— BEGIN —
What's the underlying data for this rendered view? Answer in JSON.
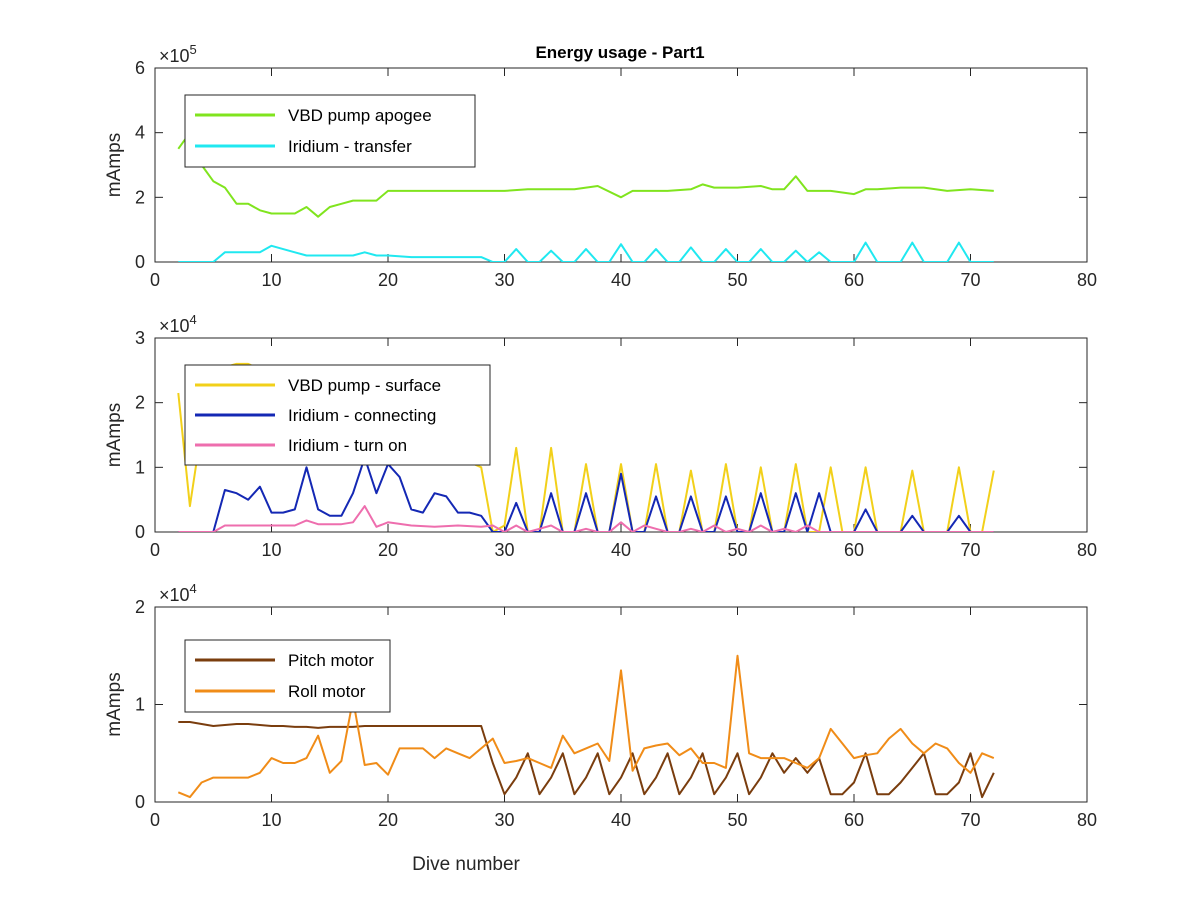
{
  "figure": {
    "title": "Energy usage - Part1"
  },
  "chart_data": [
    {
      "type": "line",
      "title": "Energy usage - Part1",
      "xlabel": "",
      "ylabel": "mAmps",
      "exponent_base": "×10",
      "exponent_power": "5",
      "xlim": [
        0,
        80
      ],
      "ylim": [
        0,
        6
      ],
      "xticks": [
        0,
        10,
        20,
        30,
        40,
        50,
        60,
        70,
        80
      ],
      "yticks": [
        0,
        2,
        4,
        6
      ],
      "legend_position": "top-left",
      "series": [
        {
          "name": "VBD pump apogee",
          "color": "#80e41e",
          "x": [
            2,
            3,
            4,
            5,
            6,
            7,
            8,
            9,
            10,
            11,
            12,
            13,
            14,
            15,
            16,
            17,
            18,
            19,
            20,
            22,
            24,
            26,
            28,
            30,
            32,
            34,
            36,
            38,
            40,
            41,
            42,
            44,
            46,
            47,
            48,
            50,
            52,
            53,
            54,
            55,
            56,
            58,
            60,
            61,
            62,
            64,
            66,
            68,
            70,
            72
          ],
          "y": [
            3.5,
            4.0,
            3.0,
            2.5,
            2.3,
            1.8,
            1.8,
            1.6,
            1.5,
            1.5,
            1.5,
            1.7,
            1.4,
            1.7,
            1.8,
            1.9,
            1.9,
            1.9,
            2.2,
            2.2,
            2.2,
            2.2,
            2.2,
            2.2,
            2.25,
            2.25,
            2.25,
            2.35,
            2.0,
            2.2,
            2.2,
            2.2,
            2.25,
            2.4,
            2.3,
            2.3,
            2.35,
            2.25,
            2.25,
            2.65,
            2.2,
            2.2,
            2.1,
            2.25,
            2.25,
            2.3,
            2.3,
            2.2,
            2.25,
            2.2
          ]
        },
        {
          "name": "Iridium - transfer",
          "color": "#20e8f0",
          "x": [
            2,
            3,
            4,
            5,
            6,
            7,
            8,
            9,
            10,
            11,
            12,
            13,
            14,
            15,
            16,
            17,
            18,
            19,
            20,
            22,
            24,
            26,
            28,
            29,
            30,
            31,
            32,
            33,
            34,
            35,
            36,
            37,
            38,
            39,
            40,
            41,
            42,
            43,
            44,
            45,
            46,
            47,
            48,
            49,
            50,
            51,
            52,
            53,
            54,
            55,
            56,
            57,
            58,
            59,
            60,
            61,
            62,
            63,
            64,
            65,
            66,
            67,
            68,
            69,
            70,
            71,
            72
          ],
          "y": [
            0,
            0,
            0,
            0,
            0.3,
            0.3,
            0.3,
            0.3,
            0.5,
            0.4,
            0.3,
            0.2,
            0.2,
            0.2,
            0.2,
            0.2,
            0.3,
            0.2,
            0.2,
            0.15,
            0.15,
            0.15,
            0.15,
            0,
            0,
            0.4,
            0,
            0,
            0.35,
            0,
            0,
            0.4,
            0,
            0,
            0.55,
            0,
            0,
            0.4,
            0,
            0,
            0.45,
            0,
            0,
            0.4,
            0,
            0,
            0.4,
            0,
            0,
            0.35,
            0,
            0.3,
            0,
            0,
            0,
            0.6,
            0,
            0,
            0,
            0.6,
            0,
            0,
            0,
            0.6,
            0,
            0,
            0
          ]
        }
      ]
    },
    {
      "type": "line",
      "title": "",
      "xlabel": "",
      "ylabel": "mAmps",
      "exponent_base": "×10",
      "exponent_power": "4",
      "xlim": [
        0,
        80
      ],
      "ylim": [
        0,
        3
      ],
      "xticks": [
        0,
        10,
        20,
        30,
        40,
        50,
        60,
        70,
        80
      ],
      "yticks": [
        0,
        1,
        2,
        3
      ],
      "legend_position": "top-left",
      "series": [
        {
          "name": "VBD pump - surface",
          "color": "#f2d01a",
          "x": [
            2,
            3,
            4,
            5,
            6,
            7,
            8,
            28,
            29,
            30,
            31,
            32,
            33,
            34,
            35,
            36,
            37,
            38,
            39,
            40,
            41,
            42,
            43,
            44,
            45,
            46,
            47,
            48,
            49,
            50,
            51,
            52,
            53,
            54,
            55,
            56,
            57,
            58,
            59,
            60,
            61,
            62,
            63,
            64,
            65,
            66,
            67,
            68,
            69,
            70,
            71,
            72
          ],
          "y": [
            2.15,
            0.4,
            1.6,
            2.3,
            2.55,
            2.6,
            2.6,
            1.0,
            0,
            0.1,
            1.3,
            0,
            0,
            1.3,
            0,
            0,
            1.05,
            0,
            0,
            1.05,
            0,
            0,
            1.05,
            0,
            0,
            0.95,
            0,
            0,
            1.05,
            0,
            0,
            1.0,
            0,
            0,
            1.05,
            0,
            0,
            1.0,
            0,
            0,
            1.0,
            0,
            0,
            0,
            0.95,
            0,
            0,
            0,
            1.0,
            0,
            0,
            0.95
          ]
        },
        {
          "name": "Iridium - connecting",
          "color": "#1428b4",
          "x": [
            2,
            3,
            4,
            5,
            6,
            7,
            8,
            9,
            10,
            11,
            12,
            13,
            14,
            15,
            16,
            17,
            18,
            19,
            20,
            21,
            22,
            23,
            24,
            25,
            26,
            27,
            28,
            29,
            30,
            31,
            32,
            33,
            34,
            35,
            36,
            37,
            38,
            39,
            40,
            41,
            42,
            43,
            44,
            45,
            46,
            47,
            48,
            49,
            50,
            51,
            52,
            53,
            54,
            55,
            56,
            57,
            58,
            59,
            60,
            61,
            62,
            63,
            64,
            65,
            66,
            67,
            68,
            69,
            70,
            71,
            72
          ],
          "y": [
            0,
            0,
            0,
            0,
            0.65,
            0.6,
            0.5,
            0.7,
            0.3,
            0.3,
            0.35,
            1.0,
            0.35,
            0.25,
            0.25,
            0.6,
            1.15,
            0.6,
            1.05,
            0.85,
            0.35,
            0.3,
            0.6,
            0.55,
            0.3,
            0.3,
            0.25,
            0,
            0,
            0.45,
            0,
            0,
            0.6,
            0,
            0,
            0.6,
            0,
            0,
            0.9,
            0,
            0,
            0.55,
            0,
            0,
            0.55,
            0,
            0,
            0.55,
            0,
            0,
            0.6,
            0,
            0,
            0.6,
            0,
            0.6,
            0,
            0,
            0,
            0.35,
            0,
            0,
            0,
            0.25,
            0,
            0,
            0,
            0.25,
            0,
            0,
            0
          ]
        },
        {
          "name": "Iridium - turn on",
          "color": "#ee6eae",
          "x": [
            2,
            3,
            4,
            5,
            6,
            8,
            10,
            12,
            13,
            14,
            16,
            17,
            18,
            19,
            20,
            22,
            24,
            26,
            28,
            29,
            30,
            31,
            32,
            33,
            34,
            35,
            36,
            37,
            38,
            39,
            40,
            41,
            42,
            43,
            44,
            45,
            46,
            47,
            48,
            49,
            50,
            51,
            52,
            53,
            54,
            55,
            56,
            57,
            58,
            60,
            62,
            64,
            66,
            68,
            70,
            72
          ],
          "y": [
            0,
            0,
            0,
            0,
            0.1,
            0.1,
            0.1,
            0.1,
            0.18,
            0.12,
            0.12,
            0.15,
            0.4,
            0.08,
            0.15,
            0.1,
            0.08,
            0.1,
            0.08,
            0.1,
            0,
            0.1,
            0,
            0.05,
            0.1,
            0,
            0,
            0.05,
            0,
            0,
            0.15,
            0,
            0.1,
            0.05,
            0,
            0,
            0.05,
            0,
            0.1,
            0,
            0.05,
            0,
            0.1,
            0,
            0.05,
            0,
            0.1,
            0,
            0,
            0,
            0,
            0,
            0,
            0,
            0,
            0
          ]
        }
      ]
    },
    {
      "type": "line",
      "title": "",
      "xlabel": "Dive number",
      "ylabel": "mAmps",
      "exponent_base": "×10",
      "exponent_power": "4",
      "xlim": [
        0,
        80
      ],
      "ylim": [
        0,
        2
      ],
      "xticks": [
        0,
        10,
        20,
        30,
        40,
        50,
        60,
        70,
        80
      ],
      "yticks": [
        0,
        1,
        2
      ],
      "legend_position": "top-left",
      "series": [
        {
          "name": "Pitch motor",
          "color": "#7a3d0e",
          "x": [
            2,
            3,
            4,
            5,
            6,
            7,
            8,
            9,
            10,
            11,
            12,
            13,
            14,
            15,
            16,
            17,
            18,
            19,
            20,
            21,
            22,
            23,
            24,
            25,
            26,
            27,
            28,
            29,
            30,
            31,
            32,
            33,
            34,
            35,
            36,
            37,
            38,
            39,
            40,
            41,
            42,
            43,
            44,
            45,
            46,
            47,
            48,
            49,
            50,
            51,
            52,
            53,
            54,
            55,
            56,
            57,
            58,
            59,
            60,
            61,
            62,
            63,
            64,
            65,
            66,
            67,
            68,
            69,
            70,
            71,
            72
          ],
          "y": [
            0.82,
            0.82,
            0.8,
            0.78,
            0.79,
            0.8,
            0.8,
            0.79,
            0.78,
            0.78,
            0.77,
            0.77,
            0.76,
            0.77,
            0.77,
            0.77,
            0.78,
            0.78,
            0.78,
            0.78,
            0.78,
            0.78,
            0.78,
            0.78,
            0.78,
            0.78,
            0.78,
            0.4,
            0.08,
            0.25,
            0.5,
            0.08,
            0.25,
            0.5,
            0.08,
            0.25,
            0.5,
            0.08,
            0.25,
            0.5,
            0.08,
            0.25,
            0.5,
            0.08,
            0.25,
            0.5,
            0.08,
            0.25,
            0.5,
            0.08,
            0.25,
            0.5,
            0.3,
            0.45,
            0.3,
            0.45,
            0.08,
            0.08,
            0.2,
            0.5,
            0.08,
            0.08,
            0.2,
            0.35,
            0.5,
            0.08,
            0.08,
            0.2,
            0.5,
            0.05,
            0.3
          ]
        },
        {
          "name": "Roll motor",
          "color": "#f08c18",
          "x": [
            2,
            3,
            4,
            5,
            6,
            7,
            8,
            9,
            10,
            11,
            12,
            13,
            14,
            15,
            16,
            17,
            18,
            19,
            20,
            21,
            22,
            23,
            24,
            25,
            26,
            27,
            28,
            29,
            30,
            31,
            32,
            33,
            34,
            35,
            36,
            37,
            38,
            39,
            40,
            41,
            42,
            43,
            44,
            45,
            46,
            47,
            48,
            49,
            50,
            51,
            52,
            53,
            54,
            55,
            56,
            57,
            58,
            59,
            60,
            61,
            62,
            63,
            64,
            65,
            66,
            67,
            68,
            69,
            70,
            71,
            72
          ],
          "y": [
            0.1,
            0.05,
            0.2,
            0.25,
            0.25,
            0.25,
            0.25,
            0.3,
            0.45,
            0.4,
            0.4,
            0.45,
            0.68,
            0.3,
            0.42,
            1.05,
            0.38,
            0.4,
            0.28,
            0.55,
            0.55,
            0.55,
            0.45,
            0.55,
            0.5,
            0.45,
            0.55,
            0.65,
            0.4,
            0.42,
            0.45,
            0.4,
            0.35,
            0.68,
            0.5,
            0.55,
            0.6,
            0.42,
            1.35,
            0.32,
            0.55,
            0.58,
            0.6,
            0.48,
            0.55,
            0.4,
            0.4,
            0.35,
            1.5,
            0.5,
            0.45,
            0.45,
            0.45,
            0.4,
            0.35,
            0.45,
            0.75,
            0.6,
            0.45,
            0.48,
            0.5,
            0.65,
            0.75,
            0.6,
            0.5,
            0.6,
            0.55,
            0.4,
            0.3,
            0.5,
            0.45
          ]
        }
      ]
    }
  ]
}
— END —
Challenge: Each line with the string "color" in it needs to be found and copied.

Solution to this problem:
          "color": "#80e41e",
          "color": "#20e8f0",
          "color": "#f2d01a",
          "color": "#1428b4",
          "color": "#ee6eae",
          "color": "#7a3d0e",
          "color": "#f08c18",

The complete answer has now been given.